Provided records.
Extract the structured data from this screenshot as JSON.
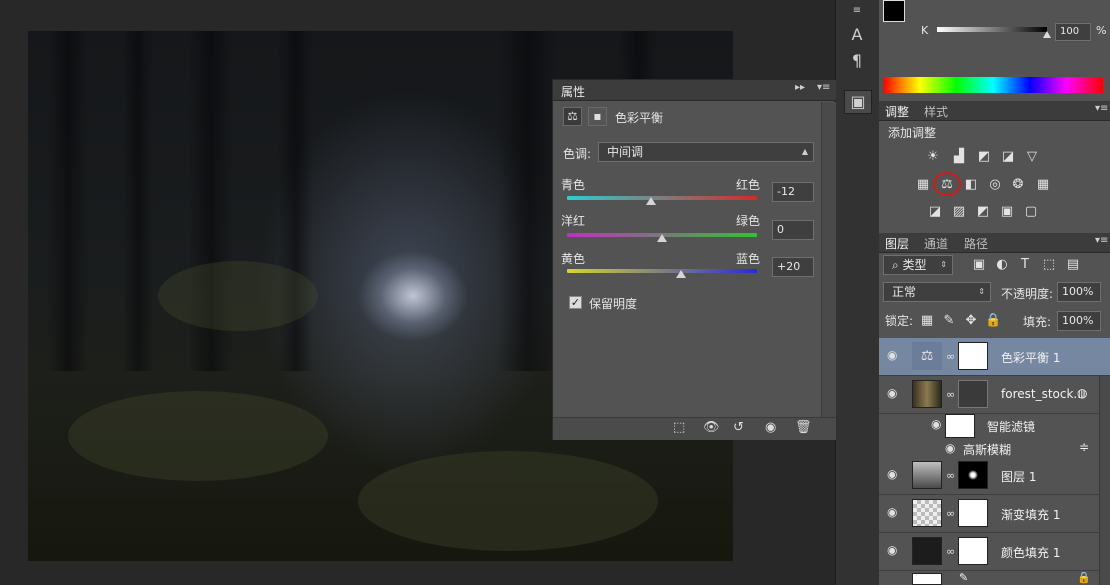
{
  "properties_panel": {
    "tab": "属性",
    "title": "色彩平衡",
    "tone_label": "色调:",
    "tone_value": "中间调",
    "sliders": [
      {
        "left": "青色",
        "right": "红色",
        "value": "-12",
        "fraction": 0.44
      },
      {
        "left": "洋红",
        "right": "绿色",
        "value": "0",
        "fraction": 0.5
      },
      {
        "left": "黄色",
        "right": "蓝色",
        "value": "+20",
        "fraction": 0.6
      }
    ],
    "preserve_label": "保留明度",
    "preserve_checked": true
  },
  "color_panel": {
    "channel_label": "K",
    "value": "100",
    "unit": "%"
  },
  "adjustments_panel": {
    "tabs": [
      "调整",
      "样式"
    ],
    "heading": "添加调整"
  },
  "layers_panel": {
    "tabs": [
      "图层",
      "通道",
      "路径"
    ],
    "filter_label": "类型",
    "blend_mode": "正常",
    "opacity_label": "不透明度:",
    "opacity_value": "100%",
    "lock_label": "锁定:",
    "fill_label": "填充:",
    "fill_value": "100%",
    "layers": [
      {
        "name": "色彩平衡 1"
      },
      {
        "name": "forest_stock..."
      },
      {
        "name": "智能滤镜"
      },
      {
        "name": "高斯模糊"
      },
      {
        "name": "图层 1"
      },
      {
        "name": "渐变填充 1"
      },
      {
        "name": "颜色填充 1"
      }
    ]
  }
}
---
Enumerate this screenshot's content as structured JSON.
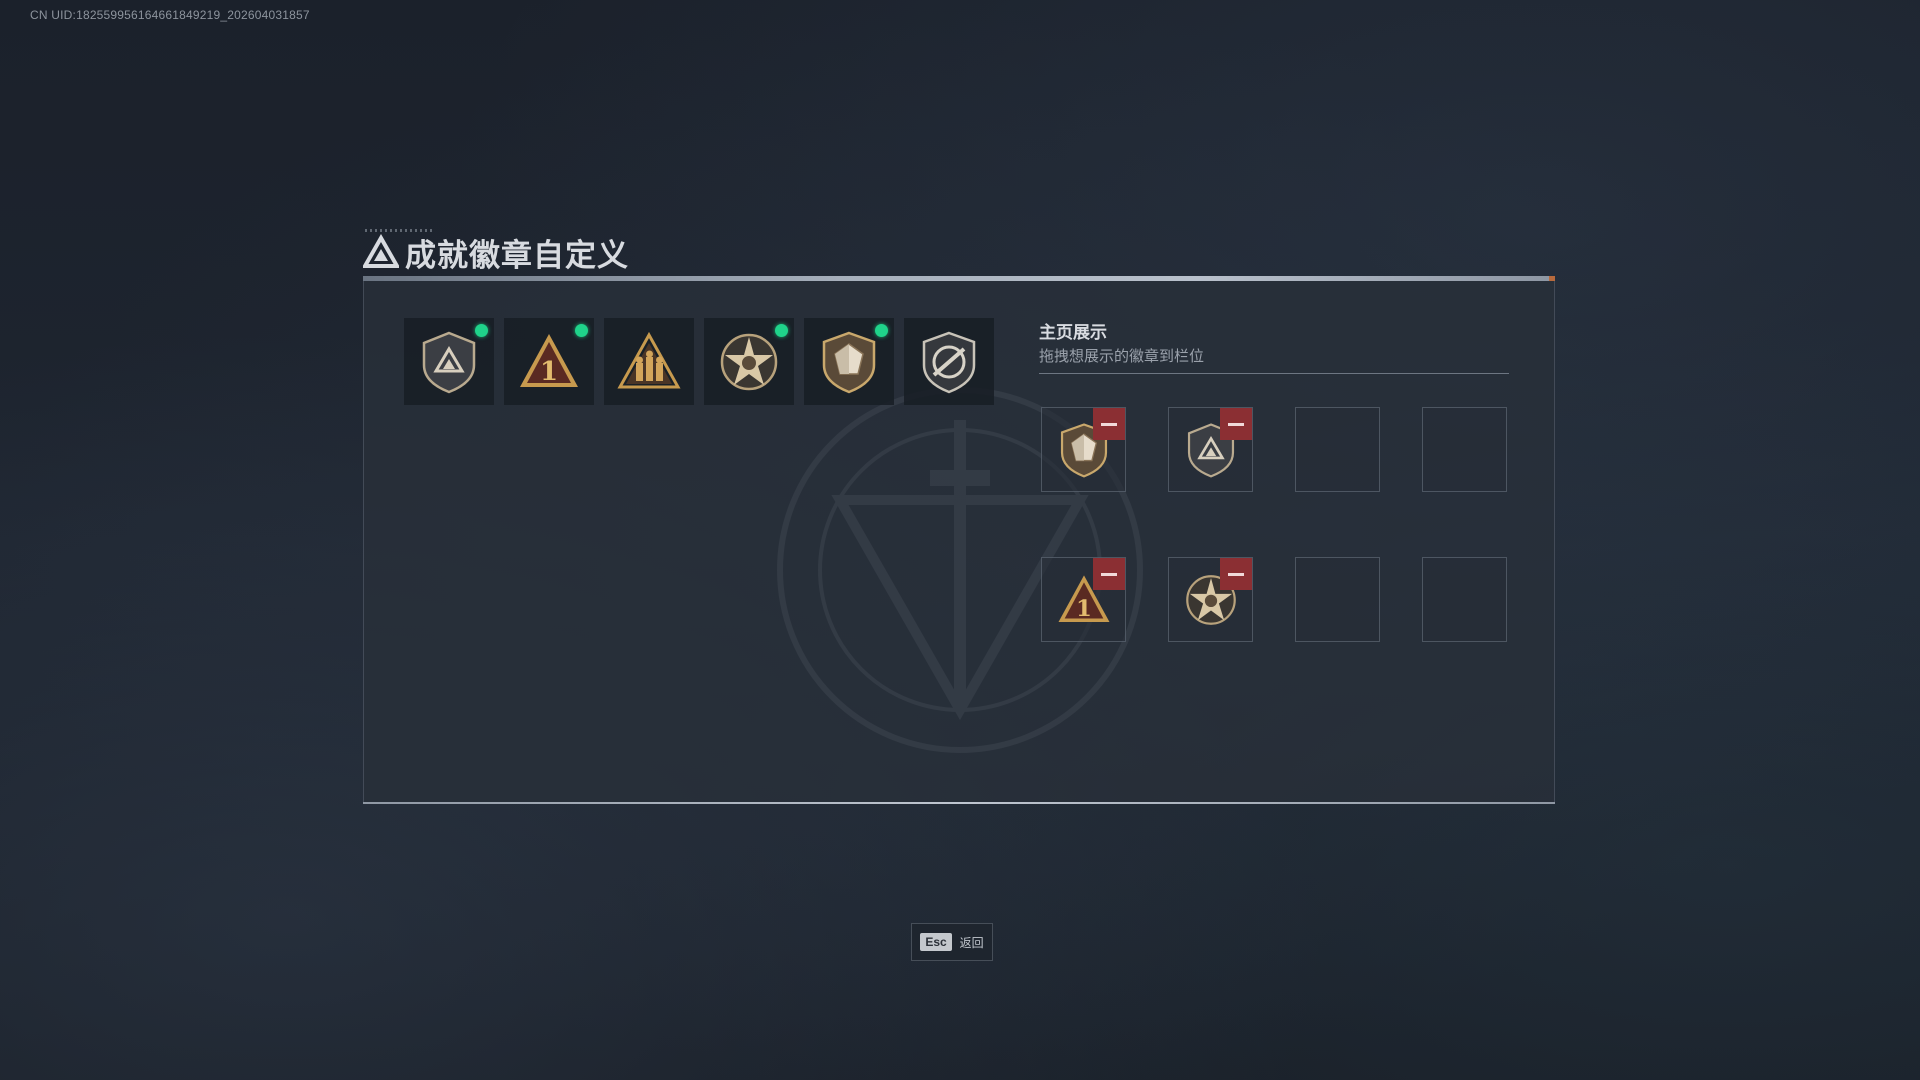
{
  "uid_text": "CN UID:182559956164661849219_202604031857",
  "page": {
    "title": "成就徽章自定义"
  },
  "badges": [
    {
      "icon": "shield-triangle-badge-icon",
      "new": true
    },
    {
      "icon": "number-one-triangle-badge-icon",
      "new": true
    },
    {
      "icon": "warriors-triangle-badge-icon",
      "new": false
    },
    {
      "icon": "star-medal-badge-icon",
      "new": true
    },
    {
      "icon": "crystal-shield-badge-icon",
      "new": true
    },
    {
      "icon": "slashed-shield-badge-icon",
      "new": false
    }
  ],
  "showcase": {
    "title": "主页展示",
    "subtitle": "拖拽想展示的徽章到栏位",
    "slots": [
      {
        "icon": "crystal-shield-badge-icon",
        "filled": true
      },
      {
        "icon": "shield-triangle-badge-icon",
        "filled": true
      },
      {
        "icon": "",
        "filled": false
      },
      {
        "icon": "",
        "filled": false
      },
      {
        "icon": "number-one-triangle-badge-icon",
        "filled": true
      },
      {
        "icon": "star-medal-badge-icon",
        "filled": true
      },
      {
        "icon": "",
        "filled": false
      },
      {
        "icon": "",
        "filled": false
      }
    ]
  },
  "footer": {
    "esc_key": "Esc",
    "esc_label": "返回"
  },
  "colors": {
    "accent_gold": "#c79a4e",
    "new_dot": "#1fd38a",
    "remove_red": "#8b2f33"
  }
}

Given instruction.
Report every line containing the word "this" from the listing above.

Exercise result.
Extract the structured data from this screenshot as JSON.
Enumerate this screenshot's content as structured JSON.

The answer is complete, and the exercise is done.